> STATED PROBLEM:
Pictures do not belong in the copy. Return all of the entries exactly.

---

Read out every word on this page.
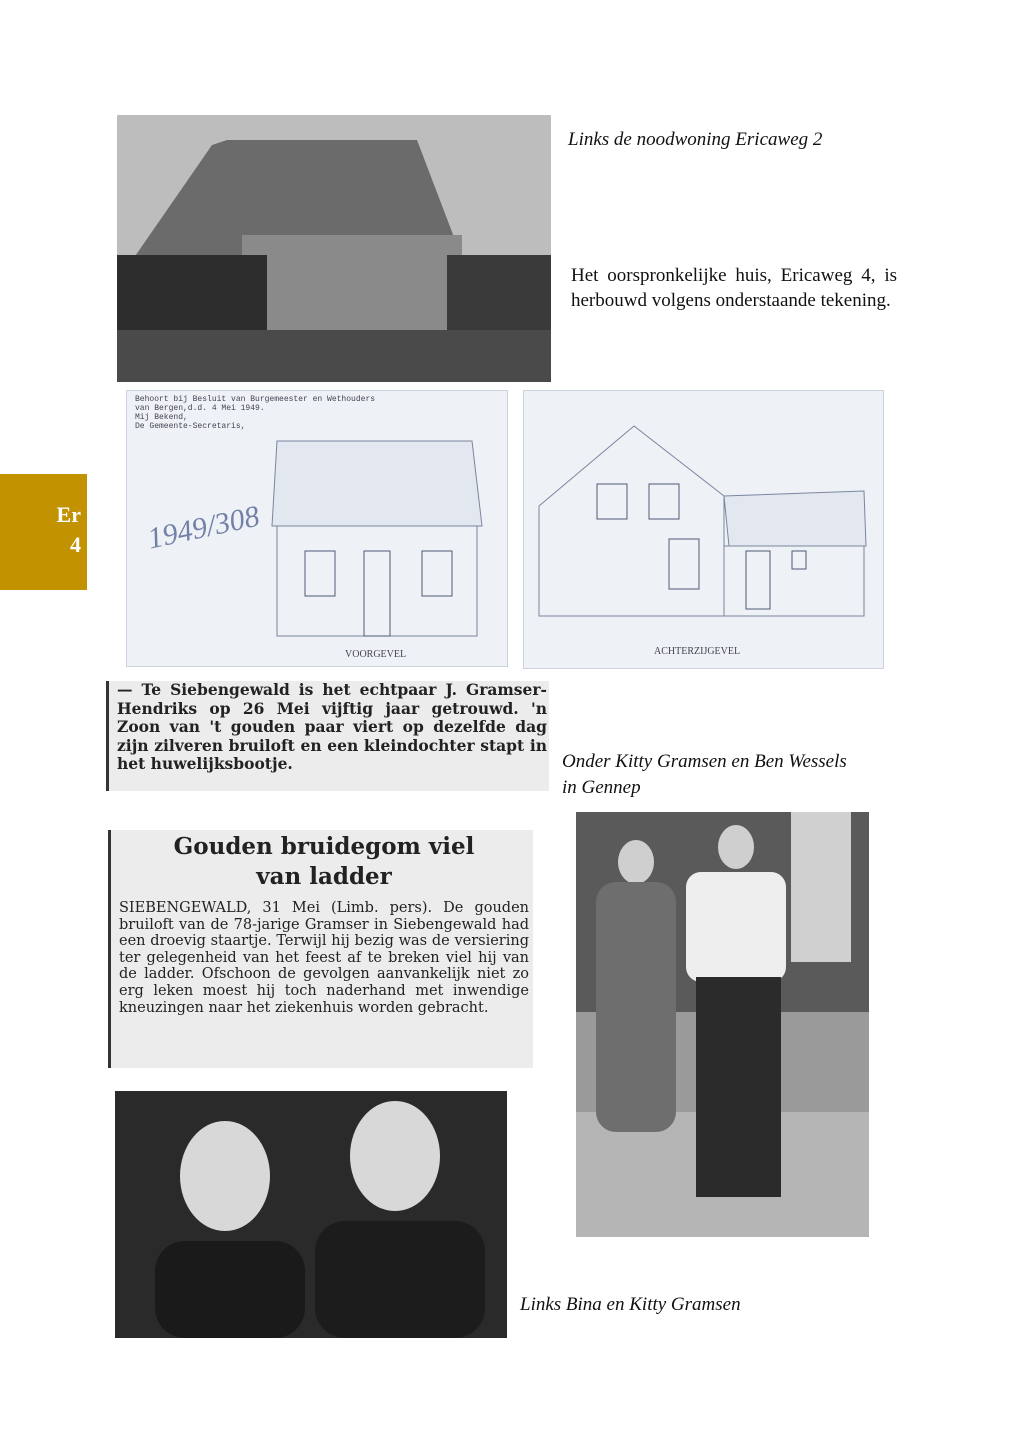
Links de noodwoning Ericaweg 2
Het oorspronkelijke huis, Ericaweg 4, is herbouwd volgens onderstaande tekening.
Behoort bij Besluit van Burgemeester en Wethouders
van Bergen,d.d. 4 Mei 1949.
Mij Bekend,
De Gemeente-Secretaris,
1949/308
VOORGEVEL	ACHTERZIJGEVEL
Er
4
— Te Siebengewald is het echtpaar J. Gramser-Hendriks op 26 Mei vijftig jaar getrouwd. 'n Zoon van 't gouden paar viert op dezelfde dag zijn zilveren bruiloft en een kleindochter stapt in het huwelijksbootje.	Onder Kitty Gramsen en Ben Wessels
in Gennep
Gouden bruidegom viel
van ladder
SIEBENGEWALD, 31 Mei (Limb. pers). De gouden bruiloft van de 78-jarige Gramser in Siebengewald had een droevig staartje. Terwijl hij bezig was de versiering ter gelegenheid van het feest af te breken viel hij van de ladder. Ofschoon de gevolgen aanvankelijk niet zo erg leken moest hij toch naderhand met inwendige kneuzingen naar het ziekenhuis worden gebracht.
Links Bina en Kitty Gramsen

---

> EXERCISE SOLUTION:
Read out every word on this page.
Links de noodwoning Ericaweg 2
Het oorspronkelijke huis, Ericaweg 4, is herbouwd volgens onderstaande tekening.
Behoort bij Besluit van Burgemeester en Wethouders
van Bergen,d.d. 4 Mei 1949.
Mij Bekend,
De Gemeente-Secretaris,
1949/308
VOORGEVEL	ACHTERZIJGEVEL
Er
4
— Te Siebengewald is het echtpaar J. Gramser-Hendriks op 26 Mei vijftig jaar getrouwd. 'n Zoon van 't gouden paar viert op dezelfde dag zijn zilveren bruiloft en een kleindochter stapt in het huwelijksbootje.	Onder Kitty Gramsen en Ben Wessels
in Gennep
Gouden bruidegom viel
van ladder
SIEBENGEWALD, 31 Mei (Limb. pers). De gouden bruiloft van de 78-jarige Gramser in Siebengewald had een droevig staartje. Terwijl hij bezig was de versiering ter gelegenheid van het feest af te breken viel hij van de ladder. Ofschoon de gevolgen aanvankelijk niet zo erg leken moest hij toch naderhand met inwendige kneuzingen naar het ziekenhuis worden gebracht.
Links Bina en Kitty Gramsen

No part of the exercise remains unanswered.